— start The data —

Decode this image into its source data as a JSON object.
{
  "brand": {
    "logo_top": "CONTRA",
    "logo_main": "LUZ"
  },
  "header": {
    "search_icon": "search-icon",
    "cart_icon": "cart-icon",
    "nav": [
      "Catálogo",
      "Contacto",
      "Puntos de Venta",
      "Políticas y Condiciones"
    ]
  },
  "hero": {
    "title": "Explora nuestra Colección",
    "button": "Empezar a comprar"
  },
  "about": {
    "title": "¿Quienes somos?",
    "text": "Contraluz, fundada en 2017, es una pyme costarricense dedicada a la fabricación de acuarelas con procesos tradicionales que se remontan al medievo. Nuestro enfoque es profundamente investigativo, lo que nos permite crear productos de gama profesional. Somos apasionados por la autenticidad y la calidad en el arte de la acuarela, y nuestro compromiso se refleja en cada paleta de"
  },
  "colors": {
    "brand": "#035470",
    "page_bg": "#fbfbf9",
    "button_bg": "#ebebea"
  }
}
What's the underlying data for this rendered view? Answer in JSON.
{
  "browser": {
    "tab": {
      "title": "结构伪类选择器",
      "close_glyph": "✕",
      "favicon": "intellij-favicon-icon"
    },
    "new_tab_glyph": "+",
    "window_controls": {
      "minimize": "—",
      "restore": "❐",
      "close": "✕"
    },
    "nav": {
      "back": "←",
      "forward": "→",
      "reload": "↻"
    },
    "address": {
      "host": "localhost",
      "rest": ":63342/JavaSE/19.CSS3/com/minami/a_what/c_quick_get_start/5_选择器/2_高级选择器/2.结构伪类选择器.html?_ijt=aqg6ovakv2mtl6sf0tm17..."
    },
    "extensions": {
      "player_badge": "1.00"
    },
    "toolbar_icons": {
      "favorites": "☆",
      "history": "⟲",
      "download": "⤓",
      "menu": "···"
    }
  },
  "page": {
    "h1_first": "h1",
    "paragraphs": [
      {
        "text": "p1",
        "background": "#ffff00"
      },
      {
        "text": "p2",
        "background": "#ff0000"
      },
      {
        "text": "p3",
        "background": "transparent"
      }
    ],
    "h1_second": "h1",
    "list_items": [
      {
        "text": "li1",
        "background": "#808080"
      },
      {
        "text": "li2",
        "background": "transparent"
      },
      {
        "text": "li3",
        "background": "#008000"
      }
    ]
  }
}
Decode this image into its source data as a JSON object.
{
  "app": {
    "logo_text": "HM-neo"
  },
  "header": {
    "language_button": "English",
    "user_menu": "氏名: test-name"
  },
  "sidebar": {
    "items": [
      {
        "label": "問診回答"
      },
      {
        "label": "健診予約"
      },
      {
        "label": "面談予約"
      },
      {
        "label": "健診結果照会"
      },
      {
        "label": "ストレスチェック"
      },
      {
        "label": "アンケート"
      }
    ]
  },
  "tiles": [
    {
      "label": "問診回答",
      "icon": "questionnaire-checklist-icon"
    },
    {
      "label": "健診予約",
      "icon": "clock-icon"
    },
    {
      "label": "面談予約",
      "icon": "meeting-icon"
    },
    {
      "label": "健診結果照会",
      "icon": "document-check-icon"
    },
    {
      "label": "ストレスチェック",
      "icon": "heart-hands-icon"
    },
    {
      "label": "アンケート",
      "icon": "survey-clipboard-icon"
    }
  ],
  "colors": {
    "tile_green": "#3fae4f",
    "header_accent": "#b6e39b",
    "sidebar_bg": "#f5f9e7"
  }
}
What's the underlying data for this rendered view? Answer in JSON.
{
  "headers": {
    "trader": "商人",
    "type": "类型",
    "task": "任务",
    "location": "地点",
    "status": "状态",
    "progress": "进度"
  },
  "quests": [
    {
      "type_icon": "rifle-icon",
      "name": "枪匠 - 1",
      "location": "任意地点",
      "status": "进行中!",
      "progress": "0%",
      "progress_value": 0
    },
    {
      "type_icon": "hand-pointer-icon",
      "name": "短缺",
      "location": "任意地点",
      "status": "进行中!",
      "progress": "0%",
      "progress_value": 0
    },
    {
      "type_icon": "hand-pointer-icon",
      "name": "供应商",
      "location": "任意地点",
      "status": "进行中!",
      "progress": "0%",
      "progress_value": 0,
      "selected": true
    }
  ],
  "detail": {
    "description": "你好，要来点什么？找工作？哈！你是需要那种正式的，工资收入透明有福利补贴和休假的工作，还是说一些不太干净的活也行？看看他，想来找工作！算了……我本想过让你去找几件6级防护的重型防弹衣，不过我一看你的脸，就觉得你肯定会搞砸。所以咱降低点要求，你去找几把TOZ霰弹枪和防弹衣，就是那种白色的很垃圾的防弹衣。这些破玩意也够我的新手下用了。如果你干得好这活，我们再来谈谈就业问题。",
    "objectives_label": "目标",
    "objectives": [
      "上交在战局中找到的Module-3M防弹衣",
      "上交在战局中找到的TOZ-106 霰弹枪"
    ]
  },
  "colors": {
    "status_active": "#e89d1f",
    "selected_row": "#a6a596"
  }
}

— end The data —

Exercise directions: Write down all the entries again without a single difference.

Worked solution:
Decode this image into its source data as a JSON object.
{
  "brand": {
    "logo_top": "CONTRA",
    "logo_main": "LUZ"
  },
  "header": {
    "search_icon": "search-icon",
    "cart_icon": "cart-icon",
    "nav": [
      "Catálogo",
      "Contacto",
      "Puntos de Venta",
      "Políticas y Condiciones"
    ]
  },
  "hero": {
    "title": "Explora nuestra Colección",
    "button": "Empezar a comprar"
  },
  "about": {
    "title": "¿Quienes somos?",
    "text": "Contraluz, fundada en 2017, es una pyme costarricense dedicada a la fabricación de acuarelas con procesos tradicionales que se remontan al medievo. Nuestro enfoque es profundamente investigativo, lo que nos permite crear productos de gama profesional. Somos apasionados por la autenticidad y la calidad en el arte de la acuarela, y nuestro compromiso se refleja en cada paleta de"
  },
  "colors": {
    "brand": "#035470",
    "page_bg": "#fbfbf9",
    "button_bg": "#ebebea"
  }
}
What's the underlying data for this rendered view? Answer in JSON.
{
  "browser": {
    "tab": {
      "title": "结构伪类选择器",
      "close_glyph": "✕",
      "favicon": "intellij-favicon-icon"
    },
    "new_tab_glyph": "+",
    "window_controls": {
      "minimize": "—",
      "restore": "❐",
      "close": "✕"
    },
    "nav": {
      "back": "←",
      "forward": "→",
      "reload": "↻"
    },
    "address": {
      "host": "localhost",
      "rest": ":63342/JavaSE/19.CSS3/com/minami/a_what/c_quick_get_start/5_选择器/2_高级选择器/2.结构伪类选择器.html?_ijt=aqg6ovakv2mtl6sf0tm17..."
    },
    "extensions": {
      "player_badge": "1.00"
    },
    "toolbar_icons": {
      "favorites": "☆",
      "history": "⟲",
      "download": "⤓",
      "menu": "···"
    }
  },
  "page": {
    "h1_first": "h1",
    "paragraphs": [
      {
        "text": "p1",
        "background": "#ffff00"
      },
      {
        "text": "p2",
        "background": "#ff0000"
      },
      {
        "text": "p3",
        "background": "transparent"
      }
    ],
    "h1_second": "h1",
    "list_items": [
      {
        "text": "li1",
        "background": "#808080"
      },
      {
        "text": "li2",
        "background": "transparent"
      },
      {
        "text": "li3",
        "background": "#008000"
      }
    ]
  }
}
Decode this image into its source data as a JSON object.
{
  "app": {
    "logo_text": "HM-neo"
  },
  "header": {
    "language_button": "English",
    "user_menu": "氏名: test-name"
  },
  "sidebar": {
    "items": [
      {
        "label": "問診回答"
      },
      {
        "label": "健診予約"
      },
      {
        "label": "面談予約"
      },
      {
        "label": "健診結果照会"
      },
      {
        "label": "ストレスチェック"
      },
      {
        "label": "アンケート"
      }
    ]
  },
  "tiles": [
    {
      "label": "問診回答",
      "icon": "questionnaire-checklist-icon"
    },
    {
      "label": "健診予約",
      "icon": "clock-icon"
    },
    {
      "label": "面談予約",
      "icon": "meeting-icon"
    },
    {
      "label": "健診結果照会",
      "icon": "document-check-icon"
    },
    {
      "label": "ストレスチェック",
      "icon": "heart-hands-icon"
    },
    {
      "label": "アンケート",
      "icon": "survey-clipboard-icon"
    }
  ],
  "colors": {
    "tile_green": "#3fae4f",
    "header_accent": "#b6e39b",
    "sidebar_bg": "#f5f9e7"
  }
}
What's the underlying data for this rendered view? Answer in JSON.
{
  "headers": {
    "trader": "商人",
    "type": "类型",
    "task": "任务",
    "location": "地点",
    "status": "状态",
    "progress": "进度"
  },
  "quests": [
    {
      "type_icon": "rifle-icon",
      "name": "枪匠 - 1",
      "location": "任意地点",
      "status": "进行中!",
      "progress": "0%",
      "progress_value": 0
    },
    {
      "type_icon": "hand-pointer-icon",
      "name": "短缺",
      "location": "任意地点",
      "status": "进行中!",
      "progress": "0%",
      "progress_value": 0
    },
    {
      "type_icon": "hand-pointer-icon",
      "name": "供应商",
      "location": "任意地点",
      "status": "进行中!",
      "progress": "0%",
      "progress_value": 0,
      "selected": true
    }
  ],
  "detail": {
    "description": "你好，要来点什么？找工作？哈！你是需要那种正式的，工资收入透明有福利补贴和休假的工作，还是说一些不太干净的活也行？看看他，想来找工作！算了……我本想过让你去找几件6级防护的重型防弹衣，不过我一看你的脸，就觉得你肯定会搞砸。所以咱降低点要求，你去找几把TOZ霰弹枪和防弹衣，就是那种白色的很垃圾的防弹衣。这些破玩意也够我的新手下用了。如果你干得好这活，我们再来谈谈就业问题。",
    "objectives_label": "目标",
    "objectives": [
      "上交在战局中找到的Module-3M防弹衣",
      "上交在战局中找到的TOZ-106 霰弹枪"
    ]
  },
  "colors": {
    "status_active": "#e89d1f",
    "selected_row": "#a6a596"
  }
}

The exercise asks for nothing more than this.